#### What is expected
Check the listing below for lines that hold "true". How many are there? Please give only the number.

(Records from a data collection)
⁂
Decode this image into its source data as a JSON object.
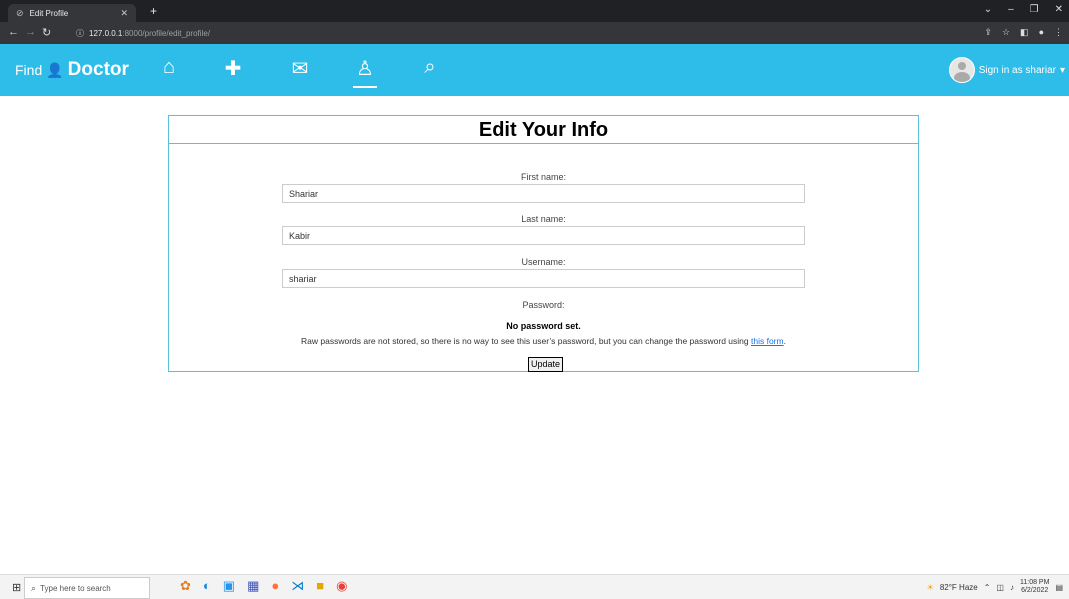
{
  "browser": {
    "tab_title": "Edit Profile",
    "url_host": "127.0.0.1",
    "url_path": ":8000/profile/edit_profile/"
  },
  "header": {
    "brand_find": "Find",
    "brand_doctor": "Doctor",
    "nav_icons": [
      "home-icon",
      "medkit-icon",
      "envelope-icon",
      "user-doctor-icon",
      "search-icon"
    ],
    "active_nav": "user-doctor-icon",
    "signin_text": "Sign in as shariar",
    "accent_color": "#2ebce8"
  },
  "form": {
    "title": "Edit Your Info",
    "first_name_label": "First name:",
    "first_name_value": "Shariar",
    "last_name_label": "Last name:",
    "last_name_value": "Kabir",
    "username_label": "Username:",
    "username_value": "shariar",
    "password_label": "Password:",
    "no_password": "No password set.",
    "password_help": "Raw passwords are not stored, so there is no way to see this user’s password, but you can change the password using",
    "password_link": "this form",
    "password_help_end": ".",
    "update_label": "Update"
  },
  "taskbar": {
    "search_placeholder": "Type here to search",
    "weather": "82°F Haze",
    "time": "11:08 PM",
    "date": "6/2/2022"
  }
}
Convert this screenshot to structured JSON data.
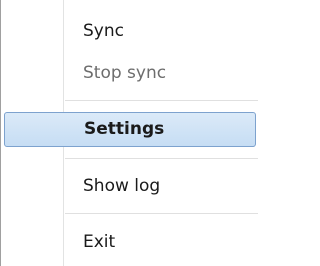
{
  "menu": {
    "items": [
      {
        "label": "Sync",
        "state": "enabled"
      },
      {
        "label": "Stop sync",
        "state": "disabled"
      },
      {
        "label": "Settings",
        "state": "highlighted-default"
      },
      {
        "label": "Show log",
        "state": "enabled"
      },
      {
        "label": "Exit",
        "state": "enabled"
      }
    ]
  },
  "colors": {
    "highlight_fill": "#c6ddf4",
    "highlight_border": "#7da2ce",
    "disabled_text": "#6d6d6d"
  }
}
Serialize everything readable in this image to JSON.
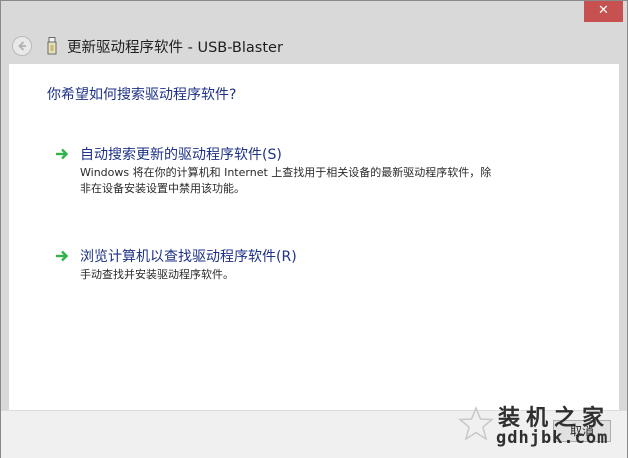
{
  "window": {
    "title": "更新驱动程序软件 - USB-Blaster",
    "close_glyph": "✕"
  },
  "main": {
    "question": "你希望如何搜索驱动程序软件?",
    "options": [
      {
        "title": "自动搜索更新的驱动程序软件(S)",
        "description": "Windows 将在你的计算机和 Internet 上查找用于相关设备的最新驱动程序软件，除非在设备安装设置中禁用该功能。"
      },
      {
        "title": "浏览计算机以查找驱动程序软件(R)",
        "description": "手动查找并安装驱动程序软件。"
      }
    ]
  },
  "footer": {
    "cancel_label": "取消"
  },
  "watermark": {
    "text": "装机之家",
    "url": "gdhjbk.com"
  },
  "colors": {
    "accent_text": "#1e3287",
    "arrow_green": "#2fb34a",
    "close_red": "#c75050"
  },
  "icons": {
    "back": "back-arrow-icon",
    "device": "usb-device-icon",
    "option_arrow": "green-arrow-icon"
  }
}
⁂
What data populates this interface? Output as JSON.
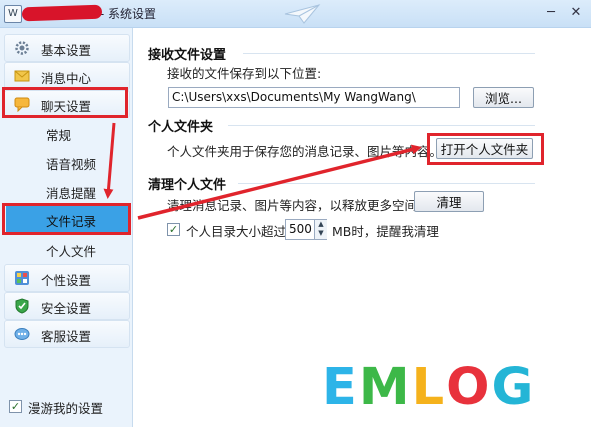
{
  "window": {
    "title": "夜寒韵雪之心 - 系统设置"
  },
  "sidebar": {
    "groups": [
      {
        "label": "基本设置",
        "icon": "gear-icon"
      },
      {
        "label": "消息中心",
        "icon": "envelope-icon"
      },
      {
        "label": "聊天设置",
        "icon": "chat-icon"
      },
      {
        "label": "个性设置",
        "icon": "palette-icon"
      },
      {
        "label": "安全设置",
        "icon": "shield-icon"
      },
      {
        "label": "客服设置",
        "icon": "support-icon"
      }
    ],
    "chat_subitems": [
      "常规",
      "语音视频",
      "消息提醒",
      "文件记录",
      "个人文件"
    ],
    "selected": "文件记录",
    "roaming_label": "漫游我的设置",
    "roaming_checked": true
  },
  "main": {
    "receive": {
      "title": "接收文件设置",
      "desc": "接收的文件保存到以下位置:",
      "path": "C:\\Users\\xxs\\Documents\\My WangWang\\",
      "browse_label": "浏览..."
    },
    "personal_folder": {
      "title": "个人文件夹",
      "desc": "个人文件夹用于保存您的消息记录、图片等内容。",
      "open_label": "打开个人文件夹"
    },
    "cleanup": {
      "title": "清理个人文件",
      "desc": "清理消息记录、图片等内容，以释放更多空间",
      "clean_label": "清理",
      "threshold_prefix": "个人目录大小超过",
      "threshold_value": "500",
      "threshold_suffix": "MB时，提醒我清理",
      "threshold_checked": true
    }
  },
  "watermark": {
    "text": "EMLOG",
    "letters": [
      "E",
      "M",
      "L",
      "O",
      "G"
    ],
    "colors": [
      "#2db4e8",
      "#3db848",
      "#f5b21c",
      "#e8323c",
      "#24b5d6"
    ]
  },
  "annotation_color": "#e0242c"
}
⁂
#### Correct response
2